DATASET ENTRIES
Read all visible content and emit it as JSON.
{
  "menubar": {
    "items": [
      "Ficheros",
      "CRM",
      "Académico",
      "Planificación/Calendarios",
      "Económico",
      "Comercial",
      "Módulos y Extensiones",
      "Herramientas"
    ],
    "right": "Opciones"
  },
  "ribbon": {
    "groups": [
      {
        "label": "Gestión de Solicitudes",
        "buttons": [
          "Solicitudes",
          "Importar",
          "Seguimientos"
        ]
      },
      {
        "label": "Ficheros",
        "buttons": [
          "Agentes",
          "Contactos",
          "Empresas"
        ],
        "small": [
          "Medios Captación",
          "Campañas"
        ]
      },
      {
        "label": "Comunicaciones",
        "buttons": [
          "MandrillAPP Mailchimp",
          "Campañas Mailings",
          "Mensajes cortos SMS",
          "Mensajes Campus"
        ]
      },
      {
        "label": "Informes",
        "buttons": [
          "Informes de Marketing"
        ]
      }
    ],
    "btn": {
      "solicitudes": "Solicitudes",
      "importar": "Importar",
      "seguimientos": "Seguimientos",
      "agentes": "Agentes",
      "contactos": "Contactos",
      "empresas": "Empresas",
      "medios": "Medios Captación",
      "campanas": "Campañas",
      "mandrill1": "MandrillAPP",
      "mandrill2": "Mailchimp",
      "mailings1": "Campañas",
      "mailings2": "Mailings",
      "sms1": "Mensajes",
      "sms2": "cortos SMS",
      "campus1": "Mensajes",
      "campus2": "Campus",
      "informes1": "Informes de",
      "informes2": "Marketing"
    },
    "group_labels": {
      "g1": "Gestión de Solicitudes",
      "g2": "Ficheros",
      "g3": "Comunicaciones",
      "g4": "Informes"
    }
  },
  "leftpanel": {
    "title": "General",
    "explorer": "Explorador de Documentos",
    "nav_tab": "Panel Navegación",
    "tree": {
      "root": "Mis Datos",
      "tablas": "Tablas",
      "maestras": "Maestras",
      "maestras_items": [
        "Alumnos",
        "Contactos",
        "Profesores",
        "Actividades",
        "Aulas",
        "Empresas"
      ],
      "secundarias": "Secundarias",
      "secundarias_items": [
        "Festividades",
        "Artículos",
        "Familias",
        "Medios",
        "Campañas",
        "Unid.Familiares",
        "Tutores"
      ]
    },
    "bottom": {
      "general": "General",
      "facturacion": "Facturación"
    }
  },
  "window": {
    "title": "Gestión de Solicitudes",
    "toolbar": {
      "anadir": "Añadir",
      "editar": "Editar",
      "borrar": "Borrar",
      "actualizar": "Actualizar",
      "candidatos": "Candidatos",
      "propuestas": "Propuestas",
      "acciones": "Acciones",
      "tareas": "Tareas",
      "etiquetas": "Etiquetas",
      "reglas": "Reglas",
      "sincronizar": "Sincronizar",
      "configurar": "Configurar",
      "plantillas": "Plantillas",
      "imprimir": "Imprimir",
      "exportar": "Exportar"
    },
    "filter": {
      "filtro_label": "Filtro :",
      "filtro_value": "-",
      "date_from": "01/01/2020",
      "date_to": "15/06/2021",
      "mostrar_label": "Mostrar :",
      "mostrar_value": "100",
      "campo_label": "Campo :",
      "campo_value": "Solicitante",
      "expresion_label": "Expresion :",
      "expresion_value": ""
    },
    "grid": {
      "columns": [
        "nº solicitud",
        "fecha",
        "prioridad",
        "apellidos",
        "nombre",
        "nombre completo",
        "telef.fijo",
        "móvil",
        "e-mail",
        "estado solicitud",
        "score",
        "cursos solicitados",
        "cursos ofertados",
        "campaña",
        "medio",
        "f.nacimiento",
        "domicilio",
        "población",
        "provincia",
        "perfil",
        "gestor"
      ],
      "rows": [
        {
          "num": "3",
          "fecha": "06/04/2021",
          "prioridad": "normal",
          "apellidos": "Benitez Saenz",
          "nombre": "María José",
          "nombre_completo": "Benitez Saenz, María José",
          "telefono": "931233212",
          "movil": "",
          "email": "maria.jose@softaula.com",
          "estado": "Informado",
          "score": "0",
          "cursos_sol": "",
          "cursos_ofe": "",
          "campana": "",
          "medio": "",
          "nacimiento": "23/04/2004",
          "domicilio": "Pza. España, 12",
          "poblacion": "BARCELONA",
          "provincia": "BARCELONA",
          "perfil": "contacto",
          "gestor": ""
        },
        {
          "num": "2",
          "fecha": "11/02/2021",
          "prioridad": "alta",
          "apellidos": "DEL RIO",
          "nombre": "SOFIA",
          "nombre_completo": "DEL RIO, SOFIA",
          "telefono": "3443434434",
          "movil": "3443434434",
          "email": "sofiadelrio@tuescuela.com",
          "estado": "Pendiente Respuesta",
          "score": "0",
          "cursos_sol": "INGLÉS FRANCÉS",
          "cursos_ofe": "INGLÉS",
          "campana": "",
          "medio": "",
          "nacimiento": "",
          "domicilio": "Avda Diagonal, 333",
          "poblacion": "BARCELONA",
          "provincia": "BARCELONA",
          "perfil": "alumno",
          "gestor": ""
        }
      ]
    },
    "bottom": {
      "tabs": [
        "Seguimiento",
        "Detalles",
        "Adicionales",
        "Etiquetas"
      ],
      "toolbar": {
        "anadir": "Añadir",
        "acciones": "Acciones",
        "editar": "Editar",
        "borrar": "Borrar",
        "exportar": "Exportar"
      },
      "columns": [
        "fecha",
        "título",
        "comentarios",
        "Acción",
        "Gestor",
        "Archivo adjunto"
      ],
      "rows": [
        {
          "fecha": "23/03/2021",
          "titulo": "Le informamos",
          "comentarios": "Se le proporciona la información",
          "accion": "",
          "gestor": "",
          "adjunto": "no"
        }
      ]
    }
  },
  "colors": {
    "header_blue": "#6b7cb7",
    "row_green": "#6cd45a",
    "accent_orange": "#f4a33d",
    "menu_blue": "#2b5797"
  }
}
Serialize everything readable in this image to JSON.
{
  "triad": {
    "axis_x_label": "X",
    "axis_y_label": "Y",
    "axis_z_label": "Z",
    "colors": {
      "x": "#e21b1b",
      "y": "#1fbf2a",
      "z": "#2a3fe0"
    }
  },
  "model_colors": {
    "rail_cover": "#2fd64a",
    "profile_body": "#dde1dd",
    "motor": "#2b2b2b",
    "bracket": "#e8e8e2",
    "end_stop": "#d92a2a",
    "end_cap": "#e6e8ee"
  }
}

STATED EXERCISE
Write out the entries above once more, without altering anything.

SOLVED EXERCISE
Read all visible content and emit it as JSON.
{
  "menubar": {
    "items": [
      "Ficheros",
      "CRM",
      "Académico",
      "Planificación/Calendarios",
      "Económico",
      "Comercial",
      "Módulos y Extensiones",
      "Herramientas"
    ],
    "right": "Opciones"
  },
  "ribbon": {
    "groups": [
      {
        "label": "Gestión de Solicitudes",
        "buttons": [
          "Solicitudes",
          "Importar",
          "Seguimientos"
        ]
      },
      {
        "label": "Ficheros",
        "buttons": [
          "Agentes",
          "Contactos",
          "Empresas"
        ],
        "small": [
          "Medios Captación",
          "Campañas"
        ]
      },
      {
        "label": "Comunicaciones",
        "buttons": [
          "MandrillAPP Mailchimp",
          "Campañas Mailings",
          "Mensajes cortos SMS",
          "Mensajes Campus"
        ]
      },
      {
        "label": "Informes",
        "buttons": [
          "Informes de Marketing"
        ]
      }
    ],
    "btn": {
      "solicitudes": "Solicitudes",
      "importar": "Importar",
      "seguimientos": "Seguimientos",
      "agentes": "Agentes",
      "contactos": "Contactos",
      "empresas": "Empresas",
      "medios": "Medios Captación",
      "campanas": "Campañas",
      "mandrill1": "MandrillAPP",
      "mandrill2": "Mailchimp",
      "mailings1": "Campañas",
      "mailings2": "Mailings",
      "sms1": "Mensajes",
      "sms2": "cortos SMS",
      "campus1": "Mensajes",
      "campus2": "Campus",
      "informes1": "Informes de",
      "informes2": "Marketing"
    },
    "group_labels": {
      "g1": "Gestión de Solicitudes",
      "g2": "Ficheros",
      "g3": "Comunicaciones",
      "g4": "Informes"
    }
  },
  "leftpanel": {
    "title": "General",
    "explorer": "Explorador de Documentos",
    "nav_tab": "Panel Navegación",
    "tree": {
      "root": "Mis Datos",
      "tablas": "Tablas",
      "maestras": "Maestras",
      "maestras_items": [
        "Alumnos",
        "Contactos",
        "Profesores",
        "Actividades",
        "Aulas",
        "Empresas"
      ],
      "secundarias": "Secundarias",
      "secundarias_items": [
        "Festividades",
        "Artículos",
        "Familias",
        "Medios",
        "Campañas",
        "Unid.Familiares",
        "Tutores"
      ]
    },
    "bottom": {
      "general": "General",
      "facturacion": "Facturación"
    }
  },
  "window": {
    "title": "Gestión de Solicitudes",
    "toolbar": {
      "anadir": "Añadir",
      "editar": "Editar",
      "borrar": "Borrar",
      "actualizar": "Actualizar",
      "candidatos": "Candidatos",
      "propuestas": "Propuestas",
      "acciones": "Acciones",
      "tareas": "Tareas",
      "etiquetas": "Etiquetas",
      "reglas": "Reglas",
      "sincronizar": "Sincronizar",
      "configurar": "Configurar",
      "plantillas": "Plantillas",
      "imprimir": "Imprimir",
      "exportar": "Exportar"
    },
    "filter": {
      "filtro_label": "Filtro :",
      "filtro_value": "-",
      "date_from": "01/01/2020",
      "date_to": "15/06/2021",
      "mostrar_label": "Mostrar :",
      "mostrar_value": "100",
      "campo_label": "Campo :",
      "campo_value": "Solicitante",
      "expresion_label": "Expresion :",
      "expresion_value": ""
    },
    "grid": {
      "columns": [
        "nº solicitud",
        "fecha",
        "prioridad",
        "apellidos",
        "nombre",
        "nombre completo",
        "telef.fijo",
        "móvil",
        "e-mail",
        "estado solicitud",
        "score",
        "cursos solicitados",
        "cursos ofertados",
        "campaña",
        "medio",
        "f.nacimiento",
        "domicilio",
        "población",
        "provincia",
        "perfil",
        "gestor"
      ],
      "rows": [
        {
          "num": "3",
          "fecha": "06/04/2021",
          "prioridad": "normal",
          "apellidos": "Benitez Saenz",
          "nombre": "María José",
          "nombre_completo": "Benitez Saenz, María José",
          "telefono": "931233212",
          "movil": "",
          "email": "maria.jose@softaula.com",
          "estado": "Informado",
          "score": "0",
          "cursos_sol": "",
          "cursos_ofe": "",
          "campana": "",
          "medio": "",
          "nacimiento": "23/04/2004",
          "domicilio": "Pza. España, 12",
          "poblacion": "BARCELONA",
          "provincia": "BARCELONA",
          "perfil": "contacto",
          "gestor": ""
        },
        {
          "num": "2",
          "fecha": "11/02/2021",
          "prioridad": "alta",
          "apellidos": "DEL RIO",
          "nombre": "SOFIA",
          "nombre_completo": "DEL RIO, SOFIA",
          "telefono": "3443434434",
          "movil": "3443434434",
          "email": "sofiadelrio@tuescuela.com",
          "estado": "Pendiente Respuesta",
          "score": "0",
          "cursos_sol": "INGLÉS FRANCÉS",
          "cursos_ofe": "INGLÉS",
          "campana": "",
          "medio": "",
          "nacimiento": "",
          "domicilio": "Avda Diagonal, 333",
          "poblacion": "BARCELONA",
          "provincia": "BARCELONA",
          "perfil": "alumno",
          "gestor": ""
        }
      ]
    },
    "bottom": {
      "tabs": [
        "Seguimiento",
        "Detalles",
        "Adicionales",
        "Etiquetas"
      ],
      "toolbar": {
        "anadir": "Añadir",
        "acciones": "Acciones",
        "editar": "Editar",
        "borrar": "Borrar",
        "exportar": "Exportar"
      },
      "columns": [
        "fecha",
        "título",
        "comentarios",
        "Acción",
        "Gestor",
        "Archivo adjunto"
      ],
      "rows": [
        {
          "fecha": "23/03/2021",
          "titulo": "Le informamos",
          "comentarios": "Se le proporciona la información",
          "accion": "",
          "gestor": "",
          "adjunto": "no"
        }
      ]
    }
  },
  "colors": {
    "header_blue": "#6b7cb7",
    "row_green": "#6cd45a",
    "accent_orange": "#f4a33d",
    "menu_blue": "#2b5797"
  }
}
Serialize everything readable in this image to JSON.
{
  "triad": {
    "axis_x_label": "X",
    "axis_y_label": "Y",
    "axis_z_label": "Z",
    "colors": {
      "x": "#e21b1b",
      "y": "#1fbf2a",
      "z": "#2a3fe0"
    }
  },
  "model_colors": {
    "rail_cover": "#2fd64a",
    "profile_body": "#dde1dd",
    "motor": "#2b2b2b",
    "bracket": "#e8e8e2",
    "end_stop": "#d92a2a",
    "end_cap": "#e6e8ee"
  }
}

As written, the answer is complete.